● Record list
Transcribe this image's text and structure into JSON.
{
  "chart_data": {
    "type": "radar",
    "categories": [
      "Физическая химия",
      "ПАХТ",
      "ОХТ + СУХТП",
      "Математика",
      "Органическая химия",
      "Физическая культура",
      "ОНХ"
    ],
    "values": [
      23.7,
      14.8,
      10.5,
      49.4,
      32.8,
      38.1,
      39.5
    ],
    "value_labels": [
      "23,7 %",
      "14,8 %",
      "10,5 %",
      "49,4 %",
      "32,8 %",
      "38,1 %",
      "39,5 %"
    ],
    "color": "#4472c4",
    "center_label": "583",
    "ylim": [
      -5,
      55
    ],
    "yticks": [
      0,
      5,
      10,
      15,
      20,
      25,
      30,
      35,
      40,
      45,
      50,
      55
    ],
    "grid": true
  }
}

● Set problem
Identify the lines in the entries above that contain "Физическая", then copy them out.

● Answer
      "Физическая химия",
      "Физическая культура",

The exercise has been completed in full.